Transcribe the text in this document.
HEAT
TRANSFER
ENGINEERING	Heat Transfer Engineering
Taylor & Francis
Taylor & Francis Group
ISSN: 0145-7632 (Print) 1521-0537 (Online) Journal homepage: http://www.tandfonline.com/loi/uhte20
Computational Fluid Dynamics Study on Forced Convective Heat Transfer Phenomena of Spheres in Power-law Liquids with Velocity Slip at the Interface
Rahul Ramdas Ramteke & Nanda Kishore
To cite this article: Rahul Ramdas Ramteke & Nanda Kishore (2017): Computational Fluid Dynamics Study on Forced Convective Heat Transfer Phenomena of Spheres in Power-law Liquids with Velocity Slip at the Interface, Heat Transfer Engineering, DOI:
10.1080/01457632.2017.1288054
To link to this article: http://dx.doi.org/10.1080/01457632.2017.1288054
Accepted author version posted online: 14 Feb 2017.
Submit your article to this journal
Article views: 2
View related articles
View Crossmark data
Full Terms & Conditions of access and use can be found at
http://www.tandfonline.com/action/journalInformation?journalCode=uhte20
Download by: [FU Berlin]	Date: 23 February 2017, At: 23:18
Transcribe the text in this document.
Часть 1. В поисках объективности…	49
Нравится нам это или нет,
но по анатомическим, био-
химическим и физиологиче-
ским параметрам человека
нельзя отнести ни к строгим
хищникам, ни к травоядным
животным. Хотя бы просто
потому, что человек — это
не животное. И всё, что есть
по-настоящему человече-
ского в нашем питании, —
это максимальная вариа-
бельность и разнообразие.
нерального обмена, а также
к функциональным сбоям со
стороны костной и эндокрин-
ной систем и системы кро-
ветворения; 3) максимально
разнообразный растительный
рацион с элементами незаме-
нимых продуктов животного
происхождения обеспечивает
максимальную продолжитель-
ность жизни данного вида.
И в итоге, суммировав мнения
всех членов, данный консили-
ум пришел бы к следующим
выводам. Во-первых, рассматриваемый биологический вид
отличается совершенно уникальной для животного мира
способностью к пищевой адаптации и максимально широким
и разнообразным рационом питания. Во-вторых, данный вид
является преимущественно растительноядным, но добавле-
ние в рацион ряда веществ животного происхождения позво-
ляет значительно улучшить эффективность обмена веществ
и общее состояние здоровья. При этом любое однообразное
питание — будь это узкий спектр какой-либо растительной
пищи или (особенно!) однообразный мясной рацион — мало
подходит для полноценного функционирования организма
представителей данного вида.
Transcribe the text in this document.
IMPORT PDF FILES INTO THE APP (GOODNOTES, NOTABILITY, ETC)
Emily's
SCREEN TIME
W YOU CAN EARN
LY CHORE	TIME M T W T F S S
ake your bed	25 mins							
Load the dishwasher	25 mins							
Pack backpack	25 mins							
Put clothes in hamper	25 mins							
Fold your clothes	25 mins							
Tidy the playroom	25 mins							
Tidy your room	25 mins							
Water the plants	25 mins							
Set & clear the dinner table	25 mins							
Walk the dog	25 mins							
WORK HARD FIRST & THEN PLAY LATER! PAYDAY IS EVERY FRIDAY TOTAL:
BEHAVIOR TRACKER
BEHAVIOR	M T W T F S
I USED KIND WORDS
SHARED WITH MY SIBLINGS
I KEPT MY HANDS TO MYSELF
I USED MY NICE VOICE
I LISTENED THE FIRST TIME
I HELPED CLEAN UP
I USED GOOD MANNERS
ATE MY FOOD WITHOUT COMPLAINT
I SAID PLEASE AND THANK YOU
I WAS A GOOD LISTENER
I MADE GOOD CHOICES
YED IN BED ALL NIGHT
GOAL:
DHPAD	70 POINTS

> **Request**
Your task is to transcribe the material exactly.

> **Answer to this exercise**
Transcribe the text in this document.
HEAT
TRANSFER
ENGINEERING	Heat Transfer Engineering
Taylor & Francis
Taylor & Francis Group
ISSN: 0145-7632 (Print) 1521-0537 (Online) Journal homepage: http://www.tandfonline.com/loi/uhte20
Computational Fluid Dynamics Study on Forced Convective Heat Transfer Phenomena of Spheres in Power-law Liquids with Velocity Slip at the Interface
Rahul Ramdas Ramteke & Nanda Kishore
To cite this article: Rahul Ramdas Ramteke & Nanda Kishore (2017): Computational Fluid Dynamics Study on Forced Convective Heat Transfer Phenomena of Spheres in Power-law Liquids with Velocity Slip at the Interface, Heat Transfer Engineering, DOI:
10.1080/01457632.2017.1288054
To link to this article: http://dx.doi.org/10.1080/01457632.2017.1288054
Accepted author version posted online: 14 Feb 2017.
Submit your article to this journal
Article views: 2
View related articles
View Crossmark data
Full Terms & Conditions of access and use can be found at
http://www.tandfonline.com/action/journalInformation?journalCode=uhte20
Download by: [FU Berlin]	Date: 23 February 2017, At: 23:18
Transcribe the text in this document.
Часть 1. В поисках объективности…	49
Нравится нам это или нет,
но по анатомическим, био-
химическим и физиологиче-
ским параметрам человека
нельзя отнести ни к строгим
хищникам, ни к травоядным
животным. Хотя бы просто
потому, что человек — это
не животное. И всё, что есть
по-настоящему человече-
ского в нашем питании, —
это максимальная вариа-
бельность и разнообразие.
нерального обмена, а также
к функциональным сбоям со
стороны костной и эндокрин-
ной систем и системы кро-
ветворения; 3) максимально
разнообразный растительный
рацион с элементами незаме-
нимых продуктов животного
происхождения обеспечивает
максимальную продолжитель-
ность жизни данного вида.
И в итоге, суммировав мнения
всех членов, данный консили-
ум пришел бы к следующим
выводам. Во-первых, рассматриваемый биологический вид
отличается совершенно уникальной для животного мира
способностью к пищевой адаптации и максимально широким
и разнообразным рационом питания. Во-вторых, данный вид
является преимущественно растительноядным, но добавле-
ние в рацион ряда веществ животного происхождения позво-
ляет значительно улучшить эффективность обмена веществ
и общее состояние здоровья. При этом любое однообразное
питание — будь это узкий спектр какой-либо растительной
пищи или (особенно!) однообразный мясной рацион — мало
подходит для полноценного функционирования организма
представителей данного вида.
Transcribe the text in this document.
IMPORT PDF FILES INTO THE APP (GOODNOTES, NOTABILITY, ETC)
Emily's
SCREEN TIME
W YOU CAN EARN
LY CHORE	TIME M T W T F S S
ake your bed	25 mins							
Load the dishwasher	25 mins							
Pack backpack	25 mins							
Put clothes in hamper	25 mins							
Fold your clothes	25 mins							
Tidy the playroom	25 mins							
Tidy your room	25 mins							
Water the plants	25 mins							
Set & clear the dinner table	25 mins							
Walk the dog	25 mins							
WORK HARD FIRST & THEN PLAY LATER! PAYDAY IS EVERY FRIDAY TOTAL:
BEHAVIOR TRACKER
BEHAVIOR	M T W T F S
I USED KIND WORDS
SHARED WITH MY SIBLINGS
I KEPT MY HANDS TO MYSELF
I USED MY NICE VOICE
I LISTENED THE FIRST TIME
I HELPED CLEAN UP
I USED GOOD MANNERS
ATE MY FOOD WITHOUT COMPLAINT
I SAID PLEASE AND THANK YOU
I WAS A GOOD LISTENER
I MADE GOOD CHOICES
YED IN BED ALL NIGHT
GOAL:
DHPAD	70 POINTS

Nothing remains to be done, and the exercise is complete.